Entries shown:

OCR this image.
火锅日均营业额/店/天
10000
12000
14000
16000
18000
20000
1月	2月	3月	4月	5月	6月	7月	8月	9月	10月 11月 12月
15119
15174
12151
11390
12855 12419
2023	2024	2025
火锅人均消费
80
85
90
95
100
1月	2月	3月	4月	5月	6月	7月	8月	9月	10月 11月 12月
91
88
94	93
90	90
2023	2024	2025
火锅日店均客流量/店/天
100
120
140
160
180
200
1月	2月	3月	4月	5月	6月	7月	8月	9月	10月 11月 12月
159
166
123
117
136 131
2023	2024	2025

Set task: All of the lines above must be returned exactly.

The completed task:
OCR this image.
火锅日均营业额/店/天
10000
12000
14000
16000
18000
20000
1月	2月	3月	4月	5月	6月	7月	8月	9月	10月 11月 12月
15119
15174
12151
11390
12855 12419
2023	2024	2025
火锅人均消费
80
85
90
95
100
1月	2月	3月	4月	5月	6月	7月	8月	9月	10月 11月 12月
91
88
94	93
90	90
2023	2024	2025
火锅日店均客流量/店/天
100
120
140
160
180
200
1月	2月	3月	4月	5月	6月	7月	8月	9月	10月 11月 12月
159
166
123
117
136 131
2023	2024	2025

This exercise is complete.